• _Stated goal_
Transcribe all of the records precisely as they are presented.

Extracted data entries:

•••••

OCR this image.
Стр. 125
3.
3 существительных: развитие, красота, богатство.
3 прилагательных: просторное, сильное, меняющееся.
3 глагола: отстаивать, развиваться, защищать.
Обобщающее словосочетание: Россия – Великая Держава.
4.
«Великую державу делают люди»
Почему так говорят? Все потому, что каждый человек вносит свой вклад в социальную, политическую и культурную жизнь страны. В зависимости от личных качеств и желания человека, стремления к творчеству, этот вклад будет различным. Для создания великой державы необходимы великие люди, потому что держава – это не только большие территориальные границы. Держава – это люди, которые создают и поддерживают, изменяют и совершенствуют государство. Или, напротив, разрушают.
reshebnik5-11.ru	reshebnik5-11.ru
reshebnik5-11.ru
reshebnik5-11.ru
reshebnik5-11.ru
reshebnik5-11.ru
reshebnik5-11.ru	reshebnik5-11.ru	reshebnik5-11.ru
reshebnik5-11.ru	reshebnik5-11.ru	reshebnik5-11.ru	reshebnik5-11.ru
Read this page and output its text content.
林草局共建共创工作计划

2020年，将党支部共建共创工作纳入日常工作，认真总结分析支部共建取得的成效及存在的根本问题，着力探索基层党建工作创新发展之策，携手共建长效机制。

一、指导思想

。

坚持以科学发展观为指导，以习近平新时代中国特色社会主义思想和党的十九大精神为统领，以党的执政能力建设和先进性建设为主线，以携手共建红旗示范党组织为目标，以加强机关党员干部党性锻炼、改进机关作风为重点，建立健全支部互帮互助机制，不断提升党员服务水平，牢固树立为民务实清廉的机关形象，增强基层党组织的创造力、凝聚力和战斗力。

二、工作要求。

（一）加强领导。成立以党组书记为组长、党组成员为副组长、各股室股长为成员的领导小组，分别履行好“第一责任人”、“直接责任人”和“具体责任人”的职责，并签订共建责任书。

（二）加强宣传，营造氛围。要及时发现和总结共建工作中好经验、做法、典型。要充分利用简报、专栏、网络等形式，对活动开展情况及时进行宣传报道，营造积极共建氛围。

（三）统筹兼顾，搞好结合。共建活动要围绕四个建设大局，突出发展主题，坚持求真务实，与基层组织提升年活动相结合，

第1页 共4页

•••••

• _Reply to the exercise_
OCR this image.
Стр. 125
3.
3 существительных: развитие, красота, богатство.
3 прилагательных: просторное, сильное, меняющееся.
3 глагола: отстаивать, развиваться, защищать.
Обобщающее словосочетание: Россия – Великая Держава.
4.
«Великую державу делают люди»
Почему так говорят? Все потому, что каждый человек вносит свой вклад в социальную, политическую и культурную жизнь страны. В зависимости от личных качеств и желания человека, стремления к творчеству, этот вклад будет различным. Для создания великой державы необходимы великие люди, потому что держава – это не только большие территориальные границы. Держава – это люди, которые создают и поддерживают, изменяют и совершенствуют государство. Или, напротив, разрушают.
reshebnik5-11.ru	reshebnik5-11.ru
reshebnik5-11.ru
reshebnik5-11.ru
reshebnik5-11.ru
reshebnik5-11.ru
reshebnik5-11.ru	reshebnik5-11.ru	reshebnik5-11.ru
reshebnik5-11.ru	reshebnik5-11.ru	reshebnik5-11.ru	reshebnik5-11.ru
Read this page and output its text content.
林草局共建共创工作计划

2020年，将党支部共建共创工作纳入日常工作，认真总结分析支部共建取得的成效及存在的根本问题，着力探索基层党建工作创新发展之策，携手共建长效机制。

一、指导思想

。

坚持以科学发展观为指导，以习近平新时代中国特色社会主义思想和党的十九大精神为统领，以党的执政能力建设和先进性建设为主线，以携手共建红旗示范党组织为目标，以加强机关党员干部党性锻炼、改进机关作风为重点，建立健全支部互帮互助机制，不断提升党员服务水平，牢固树立为民务实清廉的机关形象，增强基层党组织的创造力、凝聚力和战斗力。

二、工作要求。

（一）加强领导。成立以党组书记为组长、党组成员为副组长、各股室股长为成员的领导小组，分别履行好“第一责任人”、“直接责任人”和“具体责任人”的职责，并签订共建责任书。

（二）加强宣传，营造氛围。要及时发现和总结共建工作中好经验、做法、典型。要充分利用简报、专栏、网络等形式，对活动开展情况及时进行宣传报道，营造积极共建氛围。

（三）统筹兼顾，搞好结合。共建活动要围绕四个建设大局，突出发展主题，坚持求真务实，与基层组织提升年活动相结合，

第1页 共4页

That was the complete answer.